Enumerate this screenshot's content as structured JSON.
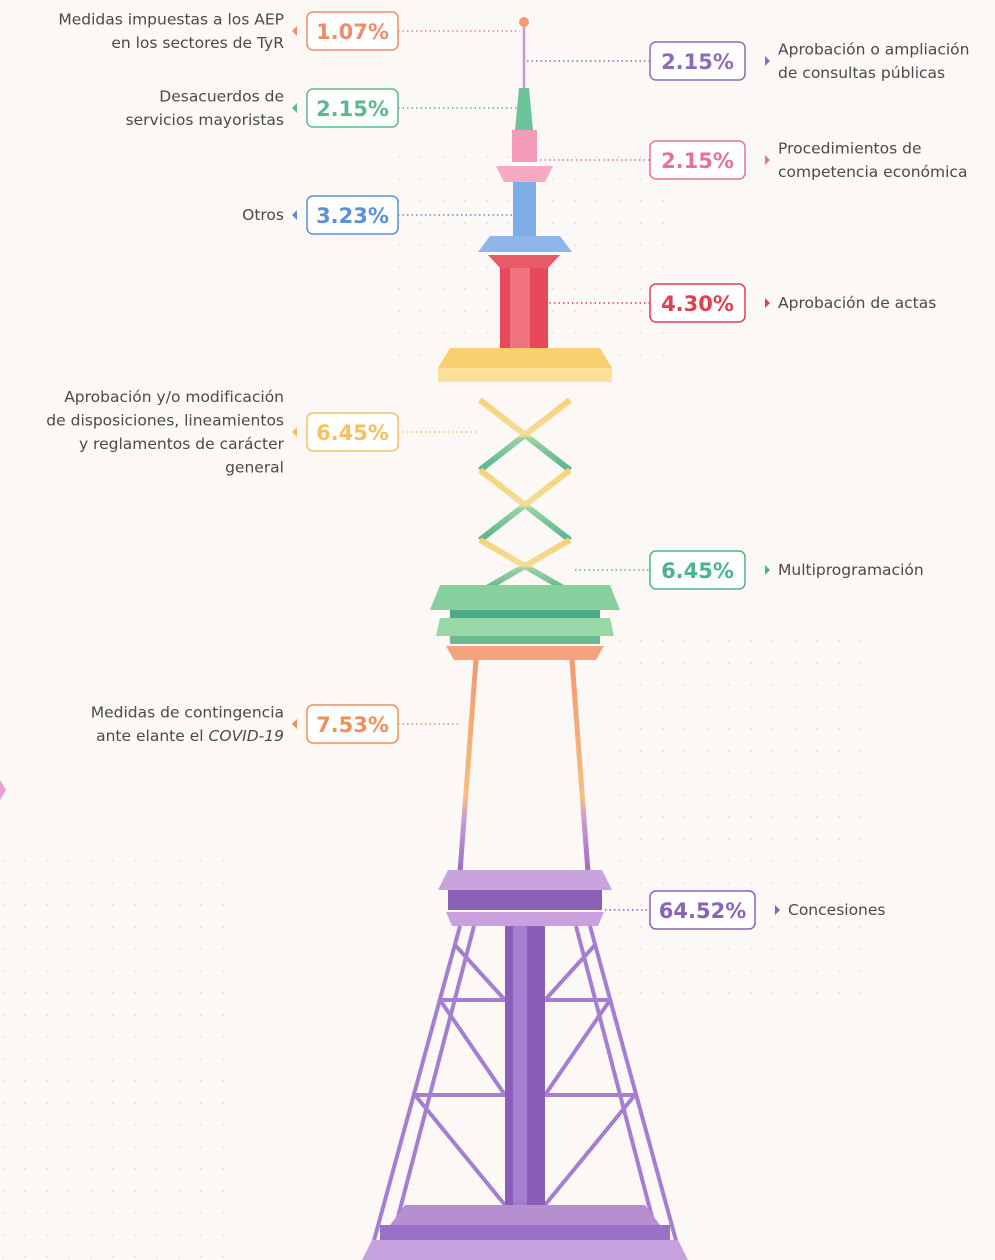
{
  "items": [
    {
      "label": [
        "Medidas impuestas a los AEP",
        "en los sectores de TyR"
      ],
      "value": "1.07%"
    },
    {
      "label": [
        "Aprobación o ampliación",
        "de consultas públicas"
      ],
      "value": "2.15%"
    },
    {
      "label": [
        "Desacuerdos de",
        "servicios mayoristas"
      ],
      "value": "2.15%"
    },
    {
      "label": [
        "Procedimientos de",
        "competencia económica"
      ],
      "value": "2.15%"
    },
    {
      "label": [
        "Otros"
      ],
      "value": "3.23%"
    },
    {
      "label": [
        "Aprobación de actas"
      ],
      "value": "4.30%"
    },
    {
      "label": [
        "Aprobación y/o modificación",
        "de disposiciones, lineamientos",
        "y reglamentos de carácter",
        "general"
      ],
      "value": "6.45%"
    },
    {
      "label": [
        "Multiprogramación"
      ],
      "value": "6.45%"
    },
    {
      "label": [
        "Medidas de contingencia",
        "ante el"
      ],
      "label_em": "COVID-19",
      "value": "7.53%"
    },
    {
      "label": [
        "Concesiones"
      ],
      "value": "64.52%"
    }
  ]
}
________________________
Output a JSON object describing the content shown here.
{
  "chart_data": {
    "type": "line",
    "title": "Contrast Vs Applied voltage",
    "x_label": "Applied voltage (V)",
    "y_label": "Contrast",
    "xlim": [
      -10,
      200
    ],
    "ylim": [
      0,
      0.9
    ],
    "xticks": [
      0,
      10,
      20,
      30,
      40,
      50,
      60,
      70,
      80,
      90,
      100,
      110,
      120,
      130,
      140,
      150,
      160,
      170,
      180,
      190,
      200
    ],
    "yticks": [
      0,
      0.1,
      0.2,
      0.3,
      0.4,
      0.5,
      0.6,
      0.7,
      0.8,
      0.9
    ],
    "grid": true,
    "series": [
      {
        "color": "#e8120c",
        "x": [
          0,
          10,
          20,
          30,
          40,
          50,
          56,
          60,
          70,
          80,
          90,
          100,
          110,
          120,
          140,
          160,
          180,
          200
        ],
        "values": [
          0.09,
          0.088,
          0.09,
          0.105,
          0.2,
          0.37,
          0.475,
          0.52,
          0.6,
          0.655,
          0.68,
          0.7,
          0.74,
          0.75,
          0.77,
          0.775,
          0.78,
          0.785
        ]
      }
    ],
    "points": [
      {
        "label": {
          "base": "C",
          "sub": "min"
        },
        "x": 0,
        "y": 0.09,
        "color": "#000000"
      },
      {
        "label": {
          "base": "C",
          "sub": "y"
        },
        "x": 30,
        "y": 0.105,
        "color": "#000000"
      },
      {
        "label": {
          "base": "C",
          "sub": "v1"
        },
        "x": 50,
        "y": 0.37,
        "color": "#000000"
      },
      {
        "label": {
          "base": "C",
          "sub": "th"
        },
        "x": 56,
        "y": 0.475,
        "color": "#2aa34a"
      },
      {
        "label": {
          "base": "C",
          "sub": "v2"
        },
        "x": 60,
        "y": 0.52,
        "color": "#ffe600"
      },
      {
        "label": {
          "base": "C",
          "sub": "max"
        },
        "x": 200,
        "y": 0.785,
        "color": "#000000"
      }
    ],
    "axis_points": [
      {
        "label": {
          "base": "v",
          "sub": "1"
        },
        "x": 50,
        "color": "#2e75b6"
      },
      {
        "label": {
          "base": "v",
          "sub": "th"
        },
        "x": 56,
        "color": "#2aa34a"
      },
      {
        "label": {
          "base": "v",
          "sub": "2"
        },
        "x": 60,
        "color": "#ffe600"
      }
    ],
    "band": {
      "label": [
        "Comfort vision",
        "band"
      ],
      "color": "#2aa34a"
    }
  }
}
________________________
■ OBJECTIVE: Return only the number of lines in the preceding records that contain the string "Applied".

■ ANSWER TO THIS EXERCISE: 2